- [SHORT PROBLEM]: Copy down every line where the string "have" shows up.

Some records
★ ★ ★ ★ ★ ★ ★

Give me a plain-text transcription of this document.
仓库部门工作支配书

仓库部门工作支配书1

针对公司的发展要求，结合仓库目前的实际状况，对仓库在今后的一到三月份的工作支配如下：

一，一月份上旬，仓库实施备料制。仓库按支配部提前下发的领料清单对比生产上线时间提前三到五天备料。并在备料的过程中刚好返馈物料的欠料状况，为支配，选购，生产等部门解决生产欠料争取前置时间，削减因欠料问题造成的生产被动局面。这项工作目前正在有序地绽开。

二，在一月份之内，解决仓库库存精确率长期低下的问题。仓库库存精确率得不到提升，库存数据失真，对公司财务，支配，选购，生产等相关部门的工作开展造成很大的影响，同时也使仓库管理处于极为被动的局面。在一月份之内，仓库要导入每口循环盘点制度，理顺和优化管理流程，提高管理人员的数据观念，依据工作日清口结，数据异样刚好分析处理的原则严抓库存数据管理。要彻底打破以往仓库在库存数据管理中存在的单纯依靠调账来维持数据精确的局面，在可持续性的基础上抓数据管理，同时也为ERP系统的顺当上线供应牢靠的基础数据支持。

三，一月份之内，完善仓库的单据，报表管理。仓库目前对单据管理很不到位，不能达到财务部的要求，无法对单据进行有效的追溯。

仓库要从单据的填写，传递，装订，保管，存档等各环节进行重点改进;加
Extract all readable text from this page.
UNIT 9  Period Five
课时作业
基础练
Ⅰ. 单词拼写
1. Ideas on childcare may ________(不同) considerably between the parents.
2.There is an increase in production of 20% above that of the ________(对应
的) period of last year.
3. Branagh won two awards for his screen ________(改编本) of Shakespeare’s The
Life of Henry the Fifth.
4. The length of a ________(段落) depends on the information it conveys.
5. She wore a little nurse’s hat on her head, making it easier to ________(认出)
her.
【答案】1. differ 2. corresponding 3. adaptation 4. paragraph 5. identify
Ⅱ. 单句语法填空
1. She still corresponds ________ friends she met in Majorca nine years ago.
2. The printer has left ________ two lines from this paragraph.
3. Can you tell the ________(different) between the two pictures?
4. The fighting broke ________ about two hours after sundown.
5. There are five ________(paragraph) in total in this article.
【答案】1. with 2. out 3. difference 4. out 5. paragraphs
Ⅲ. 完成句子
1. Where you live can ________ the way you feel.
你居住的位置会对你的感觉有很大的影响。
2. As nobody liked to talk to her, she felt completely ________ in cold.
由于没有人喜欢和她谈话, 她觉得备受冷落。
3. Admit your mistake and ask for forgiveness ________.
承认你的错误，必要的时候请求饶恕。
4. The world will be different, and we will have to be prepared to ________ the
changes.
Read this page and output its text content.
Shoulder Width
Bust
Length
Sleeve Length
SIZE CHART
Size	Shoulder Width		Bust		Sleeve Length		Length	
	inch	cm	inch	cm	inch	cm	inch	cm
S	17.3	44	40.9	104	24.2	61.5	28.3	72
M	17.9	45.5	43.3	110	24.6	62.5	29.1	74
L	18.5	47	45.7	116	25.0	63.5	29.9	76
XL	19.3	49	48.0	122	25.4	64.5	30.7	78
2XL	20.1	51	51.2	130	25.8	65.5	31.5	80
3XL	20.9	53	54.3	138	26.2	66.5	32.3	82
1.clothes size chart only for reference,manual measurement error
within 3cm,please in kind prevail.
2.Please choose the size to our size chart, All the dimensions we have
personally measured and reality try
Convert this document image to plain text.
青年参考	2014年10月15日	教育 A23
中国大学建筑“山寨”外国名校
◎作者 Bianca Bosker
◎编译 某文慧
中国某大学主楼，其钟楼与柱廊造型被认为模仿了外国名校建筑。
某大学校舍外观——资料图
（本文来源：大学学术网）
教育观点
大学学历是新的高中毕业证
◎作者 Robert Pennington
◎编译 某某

★ ★ ★ ★ ★ ★ ★

- [FINISHED TASK]:
4. The world will be different, and we will have to be prepared to ________ the
2.Please choose the size to our size chart, All the dimensions we have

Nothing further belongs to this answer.